▶ _STATED EXERCISE_
From the entries that follow, gather each line holding the word "Niemcy".

▶ _ENTRIES SUPPLIED_
-- begin --

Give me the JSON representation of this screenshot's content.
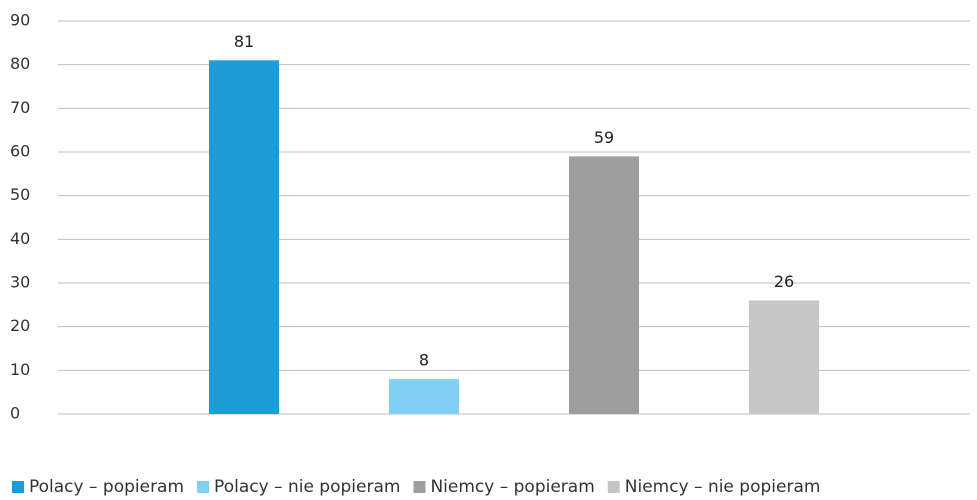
{
  "chart_data": {
    "type": "bar",
    "categories": [
      null
    ],
    "series": [
      {
        "name": "Polacy – popieram",
        "color": "#1e9cd7",
        "values": [
          81
        ]
      },
      {
        "name": "Polacy – nie popieram",
        "color": "#82cff5",
        "values": [
          8
        ]
      },
      {
        "name": "Niemcy – popieram",
        "color": "#9e9e9e",
        "values": [
          59
        ]
      },
      {
        "name": "Niemcy – nie popieram",
        "color": "#c6c6c6",
        "values": [
          26
        ]
      }
    ],
    "ylim": [
      0,
      90
    ],
    "yticks": [
      0,
      10,
      20,
      30,
      40,
      50,
      60,
      70,
      80,
      90
    ],
    "grid": true,
    "legend": "bottom"
  }
}
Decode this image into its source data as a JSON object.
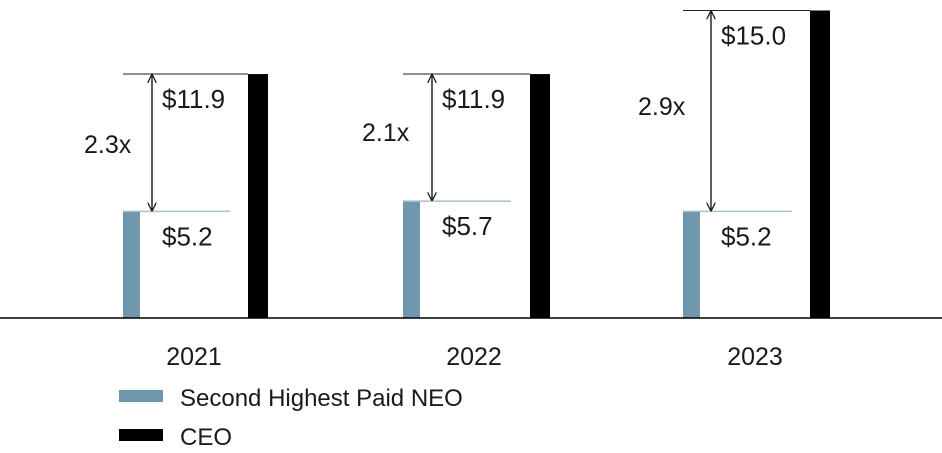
{
  "chart_data": {
    "type": "bar",
    "categories": [
      "2021",
      "2022",
      "2023"
    ],
    "series": [
      {
        "name": "Second Highest Paid NEO",
        "values": [
          5.2,
          5.7,
          5.2
        ],
        "color": "#6f97ad",
        "labels": [
          "$5.2",
          "$5.7",
          "$5.2"
        ]
      },
      {
        "name": "CEO",
        "values": [
          11.9,
          11.9,
          15.0
        ],
        "color": "#000000",
        "labels": [
          "$11.9",
          "$11.9",
          "$15.0"
        ]
      }
    ],
    "ratios": [
      "2.3x",
      "2.1x",
      "2.9x"
    ],
    "title": "",
    "xlabel": "",
    "ylabel": "",
    "ylim": [
      0,
      15
    ],
    "grid": false,
    "legend_position": "bottom-left"
  }
}
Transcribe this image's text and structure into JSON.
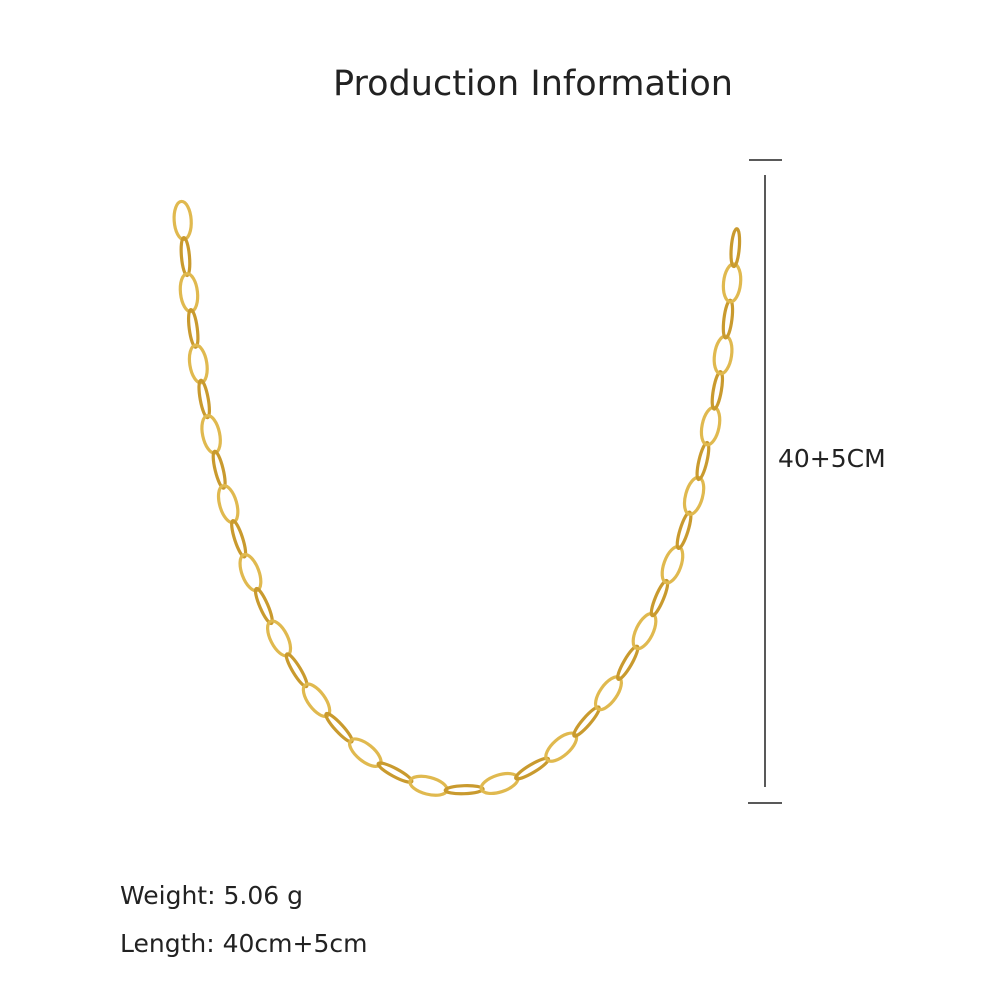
{
  "header": {
    "title": "Production Information"
  },
  "dimension": {
    "label": "40+5CM"
  },
  "specs": {
    "weight": "Weight: 5.06 g",
    "length": "Length: 40cm+5cm"
  }
}
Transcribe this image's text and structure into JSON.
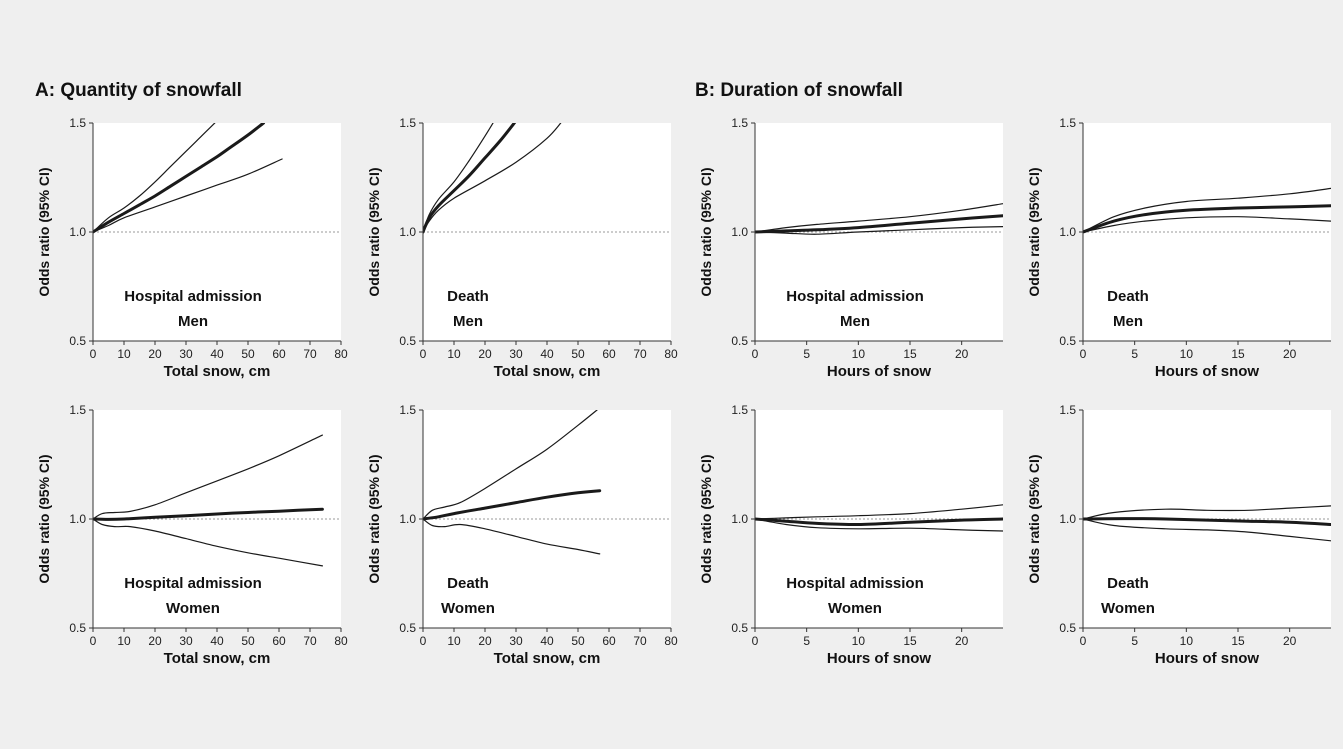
{
  "figure": {
    "panel_a_title": "A: Quantity of snowfall",
    "panel_b_title": "B: Duration of snowfall"
  },
  "colors": {
    "background": "#efefef",
    "plot_bg": "#ffffff",
    "line": "#1a1a1a",
    "reference": "#9a9a9a"
  },
  "chart_data": [
    {
      "type": "line",
      "annotation": [
        "Hospital admission",
        "Men"
      ],
      "xlabel": "Total snow, cm",
      "ylabel": "Odds ratio (95% CI)",
      "xlim": [
        0,
        80
      ],
      "ylim": [
        0.5,
        1.5
      ],
      "xticks": [
        0,
        10,
        20,
        30,
        40,
        50,
        60,
        70,
        80
      ],
      "yticks": [
        "0.5",
        "1.0",
        "1.5"
      ],
      "reference_y": 1.0,
      "series": [
        {
          "role": "estimate",
          "x": [
            0,
            5,
            10,
            15,
            20,
            25,
            30,
            35,
            40,
            45,
            50,
            55
          ],
          "y": [
            1.0,
            1.045,
            1.085,
            1.125,
            1.165,
            1.21,
            1.255,
            1.3,
            1.345,
            1.395,
            1.445,
            1.5
          ]
        },
        {
          "role": "upper",
          "x": [
            0,
            5,
            10,
            15,
            20,
            25,
            30,
            35,
            40
          ],
          "y": [
            1.0,
            1.065,
            1.11,
            1.165,
            1.23,
            1.3,
            1.37,
            1.44,
            1.51
          ]
        },
        {
          "role": "lower",
          "x": [
            0,
            5,
            10,
            20,
            30,
            40,
            50,
            61
          ],
          "y": [
            1.0,
            1.03,
            1.065,
            1.115,
            1.165,
            1.215,
            1.265,
            1.335
          ]
        }
      ]
    },
    {
      "type": "line",
      "annotation": [
        "Death",
        "Men"
      ],
      "xlabel": "Total snow, cm",
      "ylabel": "Odds ratio (95% CI)",
      "xlim": [
        0,
        80
      ],
      "ylim": [
        0.5,
        1.5
      ],
      "xticks": [
        0,
        10,
        20,
        30,
        40,
        50,
        60,
        70,
        80
      ],
      "yticks": [
        "0.5",
        "1.0",
        "1.5"
      ],
      "reference_y": 1.0,
      "series": [
        {
          "role": "estimate",
          "x": [
            0,
            2,
            5,
            10,
            15,
            20,
            25,
            30
          ],
          "y": [
            1.0,
            1.065,
            1.12,
            1.19,
            1.26,
            1.34,
            1.42,
            1.51
          ]
        },
        {
          "role": "upper",
          "x": [
            0,
            2,
            5,
            10,
            15,
            20,
            23
          ],
          "y": [
            1.0,
            1.08,
            1.15,
            1.23,
            1.33,
            1.44,
            1.51
          ]
        },
        {
          "role": "lower",
          "x": [
            0,
            2,
            5,
            10,
            20,
            30,
            40,
            45
          ],
          "y": [
            1.0,
            1.05,
            1.1,
            1.155,
            1.235,
            1.32,
            1.43,
            1.51
          ]
        }
      ]
    },
    {
      "type": "line",
      "annotation": [
        "Hospital admission",
        "Men"
      ],
      "xlabel": "Hours of snow",
      "ylabel": "Odds ratio (95% CI)",
      "xlim": [
        0,
        24
      ],
      "ylim": [
        0.5,
        1.5
      ],
      "xticks": [
        0,
        5,
        10,
        15,
        20
      ],
      "yticks": [
        "0.5",
        "1.0",
        "1.5"
      ],
      "reference_y": 1.0,
      "series": [
        {
          "role": "estimate",
          "x": [
            0,
            3,
            6,
            10,
            15,
            20,
            24
          ],
          "y": [
            1.0,
            1.005,
            1.01,
            1.02,
            1.04,
            1.06,
            1.075
          ]
        },
        {
          "role": "upper",
          "x": [
            0,
            3,
            6,
            10,
            15,
            20,
            24
          ],
          "y": [
            1.0,
            1.02,
            1.035,
            1.05,
            1.07,
            1.1,
            1.13
          ]
        },
        {
          "role": "lower",
          "x": [
            0,
            3,
            6,
            10,
            15,
            20,
            24
          ],
          "y": [
            1.0,
            0.995,
            0.99,
            1.0,
            1.01,
            1.02,
            1.025
          ]
        }
      ]
    },
    {
      "type": "line",
      "annotation": [
        "Death",
        "Men"
      ],
      "xlabel": "Hours of snow",
      "ylabel": "Odds ratio (95% CI)",
      "xlim": [
        0,
        24
      ],
      "ylim": [
        0.5,
        1.5
      ],
      "xticks": [
        0,
        5,
        10,
        15,
        20
      ],
      "yticks": [
        "0.5",
        "1.0",
        "1.5"
      ],
      "reference_y": 1.0,
      "series": [
        {
          "role": "estimate",
          "x": [
            0,
            3,
            6,
            10,
            15,
            20,
            24
          ],
          "y": [
            1.0,
            1.05,
            1.08,
            1.1,
            1.11,
            1.115,
            1.12
          ]
        },
        {
          "role": "upper",
          "x": [
            0,
            3,
            6,
            10,
            15,
            20,
            24
          ],
          "y": [
            1.0,
            1.07,
            1.11,
            1.14,
            1.155,
            1.175,
            1.2
          ]
        },
        {
          "role": "lower",
          "x": [
            0,
            3,
            6,
            10,
            15,
            20,
            24
          ],
          "y": [
            1.0,
            1.03,
            1.05,
            1.065,
            1.07,
            1.06,
            1.05
          ]
        }
      ]
    },
    {
      "type": "line",
      "annotation": [
        "Hospital admission",
        "Women"
      ],
      "xlabel": "Total snow, cm",
      "ylabel": "Odds ratio (95% CI)",
      "xlim": [
        0,
        80
      ],
      "ylim": [
        0.5,
        1.5
      ],
      "xticks": [
        0,
        10,
        20,
        30,
        40,
        50,
        60,
        70,
        80
      ],
      "yticks": [
        "0.5",
        "1.0",
        "1.5"
      ],
      "reference_y": 1.0,
      "series": [
        {
          "role": "estimate",
          "x": [
            0,
            5,
            10,
            20,
            30,
            40,
            50,
            60,
            74
          ],
          "y": [
            1.0,
            0.998,
            1.0,
            1.008,
            1.015,
            1.023,
            1.03,
            1.036,
            1.045
          ]
        },
        {
          "role": "upper",
          "x": [
            0,
            3,
            7,
            12,
            20,
            30,
            40,
            50,
            60,
            74
          ],
          "y": [
            1.0,
            1.025,
            1.03,
            1.035,
            1.065,
            1.12,
            1.175,
            1.23,
            1.29,
            1.385
          ]
        },
        {
          "role": "lower",
          "x": [
            0,
            3,
            7,
            12,
            20,
            30,
            40,
            50,
            60,
            74
          ],
          "y": [
            1.0,
            0.975,
            0.965,
            0.965,
            0.945,
            0.91,
            0.875,
            0.845,
            0.82,
            0.785
          ]
        }
      ]
    },
    {
      "type": "line",
      "annotation": [
        "Death",
        "Women"
      ],
      "xlabel": "Total snow, cm",
      "ylabel": "Odds ratio (95% CI)",
      "xlim": [
        0,
        80
      ],
      "ylim": [
        0.5,
        1.5
      ],
      "xticks": [
        0,
        10,
        20,
        30,
        40,
        50,
        60,
        70,
        80
      ],
      "yticks": [
        "0.5",
        "1.0",
        "1.5"
      ],
      "reference_y": 1.0,
      "series": [
        {
          "role": "estimate",
          "x": [
            0,
            5,
            10,
            20,
            30,
            40,
            50,
            57
          ],
          "y": [
            1.0,
            1.01,
            1.025,
            1.05,
            1.075,
            1.1,
            1.12,
            1.13
          ]
        },
        {
          "role": "upper",
          "x": [
            0,
            3,
            7,
            12,
            20,
            30,
            40,
            50,
            57
          ],
          "y": [
            1.0,
            1.04,
            1.055,
            1.075,
            1.14,
            1.23,
            1.32,
            1.43,
            1.51
          ]
        },
        {
          "role": "lower",
          "x": [
            0,
            3,
            7,
            12,
            20,
            30,
            40,
            50,
            57
          ],
          "y": [
            1.0,
            0.97,
            0.965,
            0.975,
            0.955,
            0.92,
            0.885,
            0.86,
            0.84
          ]
        }
      ]
    },
    {
      "type": "line",
      "annotation": [
        "Hospital admission",
        "Women"
      ],
      "xlabel": "Hours of snow",
      "ylabel": "Odds ratio (95% CI)",
      "xlim": [
        0,
        24
      ],
      "ylim": [
        0.5,
        1.5
      ],
      "xticks": [
        0,
        5,
        10,
        15,
        20
      ],
      "yticks": [
        "0.5",
        "1.0",
        "1.5"
      ],
      "reference_y": 1.0,
      "series": [
        {
          "role": "estimate",
          "x": [
            0,
            3,
            6,
            10,
            15,
            20,
            24
          ],
          "y": [
            1.0,
            0.99,
            0.98,
            0.975,
            0.985,
            0.995,
            1.0
          ]
        },
        {
          "role": "upper",
          "x": [
            0,
            3,
            6,
            10,
            15,
            20,
            24
          ],
          "y": [
            1.0,
            1.005,
            1.01,
            1.015,
            1.025,
            1.045,
            1.065
          ]
        },
        {
          "role": "lower",
          "x": [
            0,
            3,
            6,
            10,
            15,
            20,
            24
          ],
          "y": [
            1.0,
            0.975,
            0.96,
            0.955,
            0.958,
            0.95,
            0.945
          ]
        }
      ]
    },
    {
      "type": "line",
      "annotation": [
        "Death",
        "Women"
      ],
      "xlabel": "Hours of snow",
      "ylabel": "Odds ratio (95% CI)",
      "xlim": [
        0,
        24
      ],
      "ylim": [
        0.5,
        1.5
      ],
      "xticks": [
        0,
        5,
        10,
        15,
        20
      ],
      "yticks": [
        "0.5",
        "1.0",
        "1.5"
      ],
      "reference_y": 1.0,
      "series": [
        {
          "role": "estimate",
          "x": [
            0,
            4,
            8,
            12,
            16,
            20,
            24
          ],
          "y": [
            1.0,
            1.002,
            1.0,
            0.995,
            0.99,
            0.985,
            0.975
          ]
        },
        {
          "role": "upper",
          "x": [
            0,
            3,
            8,
            12,
            16,
            20,
            24
          ],
          "y": [
            1.0,
            1.03,
            1.045,
            1.04,
            1.04,
            1.05,
            1.06
          ]
        },
        {
          "role": "lower",
          "x": [
            0,
            3,
            8,
            12,
            16,
            20,
            24
          ],
          "y": [
            1.0,
            0.97,
            0.955,
            0.95,
            0.94,
            0.92,
            0.9
          ]
        }
      ]
    }
  ]
}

-- end --

▶ _EXERCISE RESPONSE_
        "name": "Niemcy – popieram",
        "name": "Niemcy – nie popieram",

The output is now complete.